Problem details:
In the data below, find each line containing the string "object" and return it.

Information shown:
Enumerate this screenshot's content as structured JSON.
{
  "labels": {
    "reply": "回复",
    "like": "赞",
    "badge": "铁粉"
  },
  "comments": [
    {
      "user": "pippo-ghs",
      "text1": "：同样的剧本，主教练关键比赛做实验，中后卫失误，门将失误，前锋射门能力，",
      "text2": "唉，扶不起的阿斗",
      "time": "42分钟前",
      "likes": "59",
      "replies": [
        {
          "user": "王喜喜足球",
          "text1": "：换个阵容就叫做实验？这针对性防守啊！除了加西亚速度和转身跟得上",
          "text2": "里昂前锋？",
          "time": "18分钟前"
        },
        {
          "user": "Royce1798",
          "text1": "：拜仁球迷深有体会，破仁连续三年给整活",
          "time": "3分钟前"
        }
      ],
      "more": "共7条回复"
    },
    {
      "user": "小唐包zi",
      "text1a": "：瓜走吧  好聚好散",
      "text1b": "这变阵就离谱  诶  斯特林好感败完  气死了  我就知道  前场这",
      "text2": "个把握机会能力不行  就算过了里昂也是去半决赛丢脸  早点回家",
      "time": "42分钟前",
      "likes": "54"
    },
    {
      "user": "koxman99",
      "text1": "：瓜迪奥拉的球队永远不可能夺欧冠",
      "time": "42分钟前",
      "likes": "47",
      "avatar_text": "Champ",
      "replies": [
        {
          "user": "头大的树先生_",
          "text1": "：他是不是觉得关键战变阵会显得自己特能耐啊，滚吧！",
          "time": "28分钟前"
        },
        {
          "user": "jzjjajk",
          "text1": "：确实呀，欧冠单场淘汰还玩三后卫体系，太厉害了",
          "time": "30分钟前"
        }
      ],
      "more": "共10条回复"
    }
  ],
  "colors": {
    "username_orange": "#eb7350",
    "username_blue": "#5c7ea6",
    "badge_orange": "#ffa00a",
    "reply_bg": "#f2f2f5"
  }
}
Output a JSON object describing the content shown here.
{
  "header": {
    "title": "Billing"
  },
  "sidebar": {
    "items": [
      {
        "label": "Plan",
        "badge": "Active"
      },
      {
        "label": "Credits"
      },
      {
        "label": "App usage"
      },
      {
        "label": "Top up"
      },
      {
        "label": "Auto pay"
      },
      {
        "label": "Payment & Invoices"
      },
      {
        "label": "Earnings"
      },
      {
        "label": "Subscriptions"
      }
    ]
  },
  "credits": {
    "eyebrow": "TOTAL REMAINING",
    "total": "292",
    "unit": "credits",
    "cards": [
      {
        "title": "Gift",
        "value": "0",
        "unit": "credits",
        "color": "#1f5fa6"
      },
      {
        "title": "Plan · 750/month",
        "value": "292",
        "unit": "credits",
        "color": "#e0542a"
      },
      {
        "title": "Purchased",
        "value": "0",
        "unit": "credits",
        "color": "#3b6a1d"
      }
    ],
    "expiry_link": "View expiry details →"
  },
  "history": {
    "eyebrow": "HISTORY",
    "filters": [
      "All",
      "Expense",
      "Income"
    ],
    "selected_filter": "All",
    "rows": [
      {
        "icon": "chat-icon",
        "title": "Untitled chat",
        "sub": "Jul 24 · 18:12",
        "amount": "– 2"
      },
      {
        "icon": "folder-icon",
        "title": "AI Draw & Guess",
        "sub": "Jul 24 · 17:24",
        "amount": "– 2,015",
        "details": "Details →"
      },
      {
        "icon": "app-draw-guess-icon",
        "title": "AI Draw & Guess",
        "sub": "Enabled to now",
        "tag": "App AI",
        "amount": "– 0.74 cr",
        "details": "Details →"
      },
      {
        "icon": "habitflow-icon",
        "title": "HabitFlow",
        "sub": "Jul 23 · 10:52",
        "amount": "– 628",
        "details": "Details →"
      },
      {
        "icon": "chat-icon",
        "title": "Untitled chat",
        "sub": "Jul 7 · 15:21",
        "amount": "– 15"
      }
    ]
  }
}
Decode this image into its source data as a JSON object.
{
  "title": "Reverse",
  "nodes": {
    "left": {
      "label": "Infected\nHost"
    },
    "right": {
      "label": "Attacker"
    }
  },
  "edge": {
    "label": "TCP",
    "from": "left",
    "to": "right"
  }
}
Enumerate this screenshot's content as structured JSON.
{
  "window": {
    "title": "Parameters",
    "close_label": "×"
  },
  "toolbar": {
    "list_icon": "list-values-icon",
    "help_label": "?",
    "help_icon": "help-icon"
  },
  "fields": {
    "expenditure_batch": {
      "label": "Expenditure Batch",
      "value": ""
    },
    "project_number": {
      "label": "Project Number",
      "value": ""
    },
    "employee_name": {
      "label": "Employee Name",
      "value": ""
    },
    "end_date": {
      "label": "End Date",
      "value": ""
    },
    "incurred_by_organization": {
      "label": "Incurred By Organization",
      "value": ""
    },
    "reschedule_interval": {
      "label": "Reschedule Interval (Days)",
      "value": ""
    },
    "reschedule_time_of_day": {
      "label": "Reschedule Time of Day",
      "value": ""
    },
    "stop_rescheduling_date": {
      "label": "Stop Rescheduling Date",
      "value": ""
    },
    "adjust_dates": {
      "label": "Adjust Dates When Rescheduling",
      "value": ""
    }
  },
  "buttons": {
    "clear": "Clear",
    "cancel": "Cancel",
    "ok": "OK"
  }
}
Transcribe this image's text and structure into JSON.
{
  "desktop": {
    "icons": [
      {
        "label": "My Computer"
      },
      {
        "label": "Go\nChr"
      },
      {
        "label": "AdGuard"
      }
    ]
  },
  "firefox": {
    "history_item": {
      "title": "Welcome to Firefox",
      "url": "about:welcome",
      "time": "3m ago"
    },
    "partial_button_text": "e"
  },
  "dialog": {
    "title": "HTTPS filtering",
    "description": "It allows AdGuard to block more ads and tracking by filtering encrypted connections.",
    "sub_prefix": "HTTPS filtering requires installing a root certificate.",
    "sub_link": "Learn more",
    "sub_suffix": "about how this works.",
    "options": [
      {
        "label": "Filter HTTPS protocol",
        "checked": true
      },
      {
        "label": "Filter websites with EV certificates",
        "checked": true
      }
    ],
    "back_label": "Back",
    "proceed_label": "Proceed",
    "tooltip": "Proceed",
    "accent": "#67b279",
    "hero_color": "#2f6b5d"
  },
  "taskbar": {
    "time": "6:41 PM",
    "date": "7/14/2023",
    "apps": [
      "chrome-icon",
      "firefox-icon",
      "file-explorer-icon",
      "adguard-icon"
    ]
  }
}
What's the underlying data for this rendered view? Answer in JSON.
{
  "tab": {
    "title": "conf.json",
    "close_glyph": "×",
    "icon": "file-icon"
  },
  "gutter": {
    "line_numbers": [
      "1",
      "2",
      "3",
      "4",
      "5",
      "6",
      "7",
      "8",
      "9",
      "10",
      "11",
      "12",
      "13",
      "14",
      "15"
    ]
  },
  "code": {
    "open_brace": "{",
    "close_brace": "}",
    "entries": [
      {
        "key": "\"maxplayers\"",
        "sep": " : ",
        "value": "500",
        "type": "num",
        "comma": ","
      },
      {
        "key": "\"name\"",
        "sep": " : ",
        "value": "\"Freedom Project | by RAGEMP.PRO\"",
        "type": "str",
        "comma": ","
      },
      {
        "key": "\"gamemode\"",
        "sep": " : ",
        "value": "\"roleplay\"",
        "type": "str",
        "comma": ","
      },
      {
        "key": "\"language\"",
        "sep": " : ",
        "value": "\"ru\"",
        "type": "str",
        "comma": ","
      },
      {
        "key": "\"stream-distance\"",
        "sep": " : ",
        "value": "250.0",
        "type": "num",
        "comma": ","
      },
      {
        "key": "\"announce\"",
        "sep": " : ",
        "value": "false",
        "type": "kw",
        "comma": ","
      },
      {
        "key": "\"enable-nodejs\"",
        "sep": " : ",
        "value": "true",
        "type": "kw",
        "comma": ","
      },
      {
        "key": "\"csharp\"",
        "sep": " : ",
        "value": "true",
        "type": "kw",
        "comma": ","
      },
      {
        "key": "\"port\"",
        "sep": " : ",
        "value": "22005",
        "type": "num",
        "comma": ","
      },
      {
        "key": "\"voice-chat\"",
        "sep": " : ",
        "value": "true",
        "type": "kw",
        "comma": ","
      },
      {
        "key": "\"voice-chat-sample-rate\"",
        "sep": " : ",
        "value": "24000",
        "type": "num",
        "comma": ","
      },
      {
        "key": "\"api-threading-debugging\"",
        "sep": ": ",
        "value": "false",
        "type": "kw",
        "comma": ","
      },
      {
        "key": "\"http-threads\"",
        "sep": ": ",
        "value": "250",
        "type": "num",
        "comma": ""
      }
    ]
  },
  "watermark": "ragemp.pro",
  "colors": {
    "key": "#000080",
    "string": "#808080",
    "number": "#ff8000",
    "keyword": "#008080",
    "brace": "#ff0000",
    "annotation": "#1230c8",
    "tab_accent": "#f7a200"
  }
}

Right answer:
Output a JSON object describing the content shown here.
Decode this image into its source data as a JSON object.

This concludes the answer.